» WHAT YOU WILL DO
Convert every line of the material below into a Markdown table with the columns "No." and "Text". Number the rows in order and omit any blank lines.

Spatial layout data
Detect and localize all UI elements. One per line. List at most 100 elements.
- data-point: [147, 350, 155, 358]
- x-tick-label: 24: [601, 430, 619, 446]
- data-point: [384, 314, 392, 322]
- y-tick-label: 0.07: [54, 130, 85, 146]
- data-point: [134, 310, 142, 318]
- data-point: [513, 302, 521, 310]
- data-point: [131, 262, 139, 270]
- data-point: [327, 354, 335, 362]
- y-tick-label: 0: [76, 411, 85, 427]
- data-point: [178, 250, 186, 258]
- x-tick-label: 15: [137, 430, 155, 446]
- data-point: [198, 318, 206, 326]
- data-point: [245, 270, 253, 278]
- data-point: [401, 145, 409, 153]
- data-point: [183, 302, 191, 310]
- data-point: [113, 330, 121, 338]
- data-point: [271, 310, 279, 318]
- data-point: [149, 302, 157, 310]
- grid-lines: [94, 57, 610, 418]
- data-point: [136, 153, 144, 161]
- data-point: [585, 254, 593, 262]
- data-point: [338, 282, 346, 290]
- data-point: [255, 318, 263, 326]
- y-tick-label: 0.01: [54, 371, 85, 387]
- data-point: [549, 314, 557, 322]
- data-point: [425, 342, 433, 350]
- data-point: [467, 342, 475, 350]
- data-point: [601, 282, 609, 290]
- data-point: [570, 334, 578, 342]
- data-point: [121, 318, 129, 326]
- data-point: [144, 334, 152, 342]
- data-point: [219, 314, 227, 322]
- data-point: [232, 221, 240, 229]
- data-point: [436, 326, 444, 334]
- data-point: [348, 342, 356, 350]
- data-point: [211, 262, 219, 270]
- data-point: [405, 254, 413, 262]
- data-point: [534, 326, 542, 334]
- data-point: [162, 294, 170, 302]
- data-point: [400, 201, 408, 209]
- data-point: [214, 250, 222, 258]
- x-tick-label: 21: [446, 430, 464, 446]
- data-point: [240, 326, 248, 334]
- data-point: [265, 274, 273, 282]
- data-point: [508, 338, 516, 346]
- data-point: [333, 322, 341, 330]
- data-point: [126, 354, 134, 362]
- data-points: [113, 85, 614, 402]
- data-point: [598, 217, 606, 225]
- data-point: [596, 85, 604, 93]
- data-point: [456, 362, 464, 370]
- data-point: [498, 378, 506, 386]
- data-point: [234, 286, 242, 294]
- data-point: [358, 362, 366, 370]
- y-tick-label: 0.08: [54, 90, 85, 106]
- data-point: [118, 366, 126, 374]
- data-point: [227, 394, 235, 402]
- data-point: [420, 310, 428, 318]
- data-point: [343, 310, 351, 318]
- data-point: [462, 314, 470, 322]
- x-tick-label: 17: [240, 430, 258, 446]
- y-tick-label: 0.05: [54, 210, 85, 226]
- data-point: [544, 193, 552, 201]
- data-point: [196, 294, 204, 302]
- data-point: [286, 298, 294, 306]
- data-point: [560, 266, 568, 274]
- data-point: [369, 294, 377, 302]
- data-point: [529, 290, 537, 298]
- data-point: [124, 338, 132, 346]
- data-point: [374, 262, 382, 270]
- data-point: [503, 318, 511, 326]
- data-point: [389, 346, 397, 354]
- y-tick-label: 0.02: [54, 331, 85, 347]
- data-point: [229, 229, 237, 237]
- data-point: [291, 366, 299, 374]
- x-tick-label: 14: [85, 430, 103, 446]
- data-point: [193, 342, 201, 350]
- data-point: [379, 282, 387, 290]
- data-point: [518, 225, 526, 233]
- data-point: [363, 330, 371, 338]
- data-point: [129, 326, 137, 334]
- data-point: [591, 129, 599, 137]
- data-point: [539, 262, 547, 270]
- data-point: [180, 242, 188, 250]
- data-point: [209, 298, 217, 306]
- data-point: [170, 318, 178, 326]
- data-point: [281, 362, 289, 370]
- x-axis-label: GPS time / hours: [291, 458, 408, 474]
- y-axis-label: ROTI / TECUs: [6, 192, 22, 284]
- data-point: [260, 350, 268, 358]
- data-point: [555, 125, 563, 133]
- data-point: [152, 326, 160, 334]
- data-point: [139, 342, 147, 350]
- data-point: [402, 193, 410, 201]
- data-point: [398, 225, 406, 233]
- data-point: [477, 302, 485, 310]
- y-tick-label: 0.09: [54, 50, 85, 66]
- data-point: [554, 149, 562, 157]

» ANSWER TO THE TASK
| No. | Text |
|---|---|
| 1 | Detect and localize all UI elements. One per line. List at most 100 elements. |
| 2 | - data-point: [147, 350, 155, 358] |
| 3 | - x-tick-label: 24: [601, 430, 619, 446] |
| 4 | - data-point: [384, 314, 392, 322] |
| 5 | - y-tick-label: 0.07: [54, 130, 85, 146] |
| 6 | - data-point: [134, 310, 142, 318] |
| 7 | - data-point: [513, 302, 521, 310] |
| 8 | - data-point: [131, 262, 139, 270] |
| 9 | - data-point: [327, 354, 335, 362] |
| 10 | - y-tick-label: 0: [76, 411, 85, 427] |
| 11 | - data-point: [178, 250, 186, 258] |
| 12 | - x-tick-label: 15: [137, 430, 155, 446] |
| 13 | - data-point: [198, 318, 206, 326] |
| 14 | - data-point: [245, 270, 253, 278] |
| 15 | - data-point: [401, 145, 409, 153] |
| 16 | - data-point: [183, 302, 191, 310] |
| 17 | - data-point: [113, 330, 121, 338] |
| 18 | - data-point: [271, 310, 279, 318] |
| 19 | - data-point: [149, 302, 157, 310] |
| 20 | - grid-lines: [94, 57, 610, 418] |
| 21 | - data-point: [136, 153, 144, 161] |
| 22 | - data-point: [585, 254, 593, 262] |
| 23 | - data-point: [338, 282, 346, 290] |
| 24 | - data-point: [255, 318, 263, 326] |
| 25 | - y-tick-label: 0.01: [54, 371, 85, 387] |
| 26 | - data-point: [549, 314, 557, 322] |
| 27 | - data-point: [425, 342, 433, 350] |
| 28 | - data-point: [467, 342, 475, 350] |
| 29 | - data-point: [601, 282, 609, 290] |
| 30 | - data-point: [570, 334, 578, 342] |
| 31 | - data-point: [121, 318, 129, 326] |
| 32 | - data-point: [144, 334, 152, 342] |
| 33 | - data-point: [219, 314, 227, 322] |
| 34 | - data-point: [232, 221, 240, 229] |
| 35 | - data-point: [436, 326, 444, 334] |
| 36 | - data-point: [348, 342, 356, 350] |
| 37 | - data-point: [211, 262, 219, 270] |
| 38 | - data-point: [405, 254, 413, 262] |
| 39 | - data-point: [534, 326, 542, 334] |
| 40 | - data-point: [162, 294, 170, 302] |
| 41 | - data-point: [400, 201, 408, 209] |
| 42 | - data-point: [214, 250, 222, 258] |
| 43 | - x-tick-label: 21: [446, 430, 464, 446] |
| 44 | - data-point: [240, 326, 248, 334] |
| 45 | - data-point: [265, 274, 273, 282] |
| 46 | - data-point: [508, 338, 516, 346] |
| 47 | - data-point: [333, 322, 341, 330] |
| 48 | - data-point: [126, 354, 134, 362] |
| 49 | - data-points: [113, 85, 614, 402] |
| 50 | - data-point: [598, 217, 606, 225] |
| 51 | - data-point: [596, 85, 604, 93] |
| 52 | - data-point: [456, 362, 464, 370] |
| 53 | - data-point: [498, 378, 506, 386] |
| 54 | - data-point: [234, 286, 242, 294] |
| 55 | - data-point: [358, 362, 366, 370] |
| 56 | - y-tick-label: 0.08: [54, 90, 85, 106] |
| 57 | - data-point: [118, 366, 126, 374] |
| 58 | - data-point: [227, 394, 235, 402] |
| 59 | - data-point: [420, 310, 428, 318] |
| 60 | - data-point: [343, 310, 351, 318] |
| 61 | - data-point: [462, 314, 470, 322] |
| 62 | - x-tick-label: 17: [240, 430, 258, 446] |
| 63 | - y-tick-label: 0.05: [54, 210, 85, 226] |
| 64 | - data-point: [544, 193, 552, 201] |
| 65 | - data-point: [196, 294, 204, 302] |
| 66 | - data-point: [286, 298, 294, 306] |
| 67 | - data-point: [560, 266, 568, 274] |
| 68 | - data-point: [369, 294, 377, 302] |
| 69 | - data-point: [529, 290, 537, 298] |
| 70 | - data-point: [124, 338, 132, 346] |
| 71 | - data-point: [374, 262, 382, 270] |
| 72 | - data-point: [503, 318, 511, 326] |
| 73 | - data-point: [389, 346, 397, 354] |
| 74 | - y-tick-label: 0.02: [54, 331, 85, 347] |
| 75 | - data-point: [229, 229, 237, 237] |
| 76 | - data-point: [291, 366, 299, 374] |
| 77 | - x-tick-label: 14: [85, 430, 103, 446] |
| 78 | - data-point: [193, 342, 201, 350] |
| 79 | - data-point: [379, 282, 387, 290] |
| 80 | - data-point: [518, 225, 526, 233] |
| 81 | - data-point: [363, 330, 371, 338] |
| 82 | - data-point: [129, 326, 137, 334] |
| 83 | - data-point: [591, 129, 599, 137] |
| 84 | - data-point: [539, 262, 547, 270] |
| 85 | - data-point: [180, 242, 188, 250] |
| 86 | - data-point: [209, 298, 217, 306] |
| 87 | - data-point: [170, 318, 178, 326] |
| 88 | - data-point: [281, 362, 289, 370] |
| 89 | - x-axis-label: GPS time / hours: [291, 458, 408, 474] |
| 90 | - y-axis-label: ROTI / TECUs: [6, 192, 22, 284] |
| 91 | - data-point: [260, 350, 268, 358] |
| 92 | - data-point: [555, 125, 563, 133] |
| 93 | - data-point: [152, 326, 160, 334] |
| 94 | - data-point: [139, 342, 147, 350] |
| 95 | - data-point: [402, 193, 410, 201] |
| 96 | - data-point: [398, 225, 406, 233] |
| 97 | - data-point: [477, 302, 485, 310] |
| 98 | - y-tick-label: 0.09: [54, 50, 85, 66] |
| 99 | - data-point: [554, 149, 562, 157] |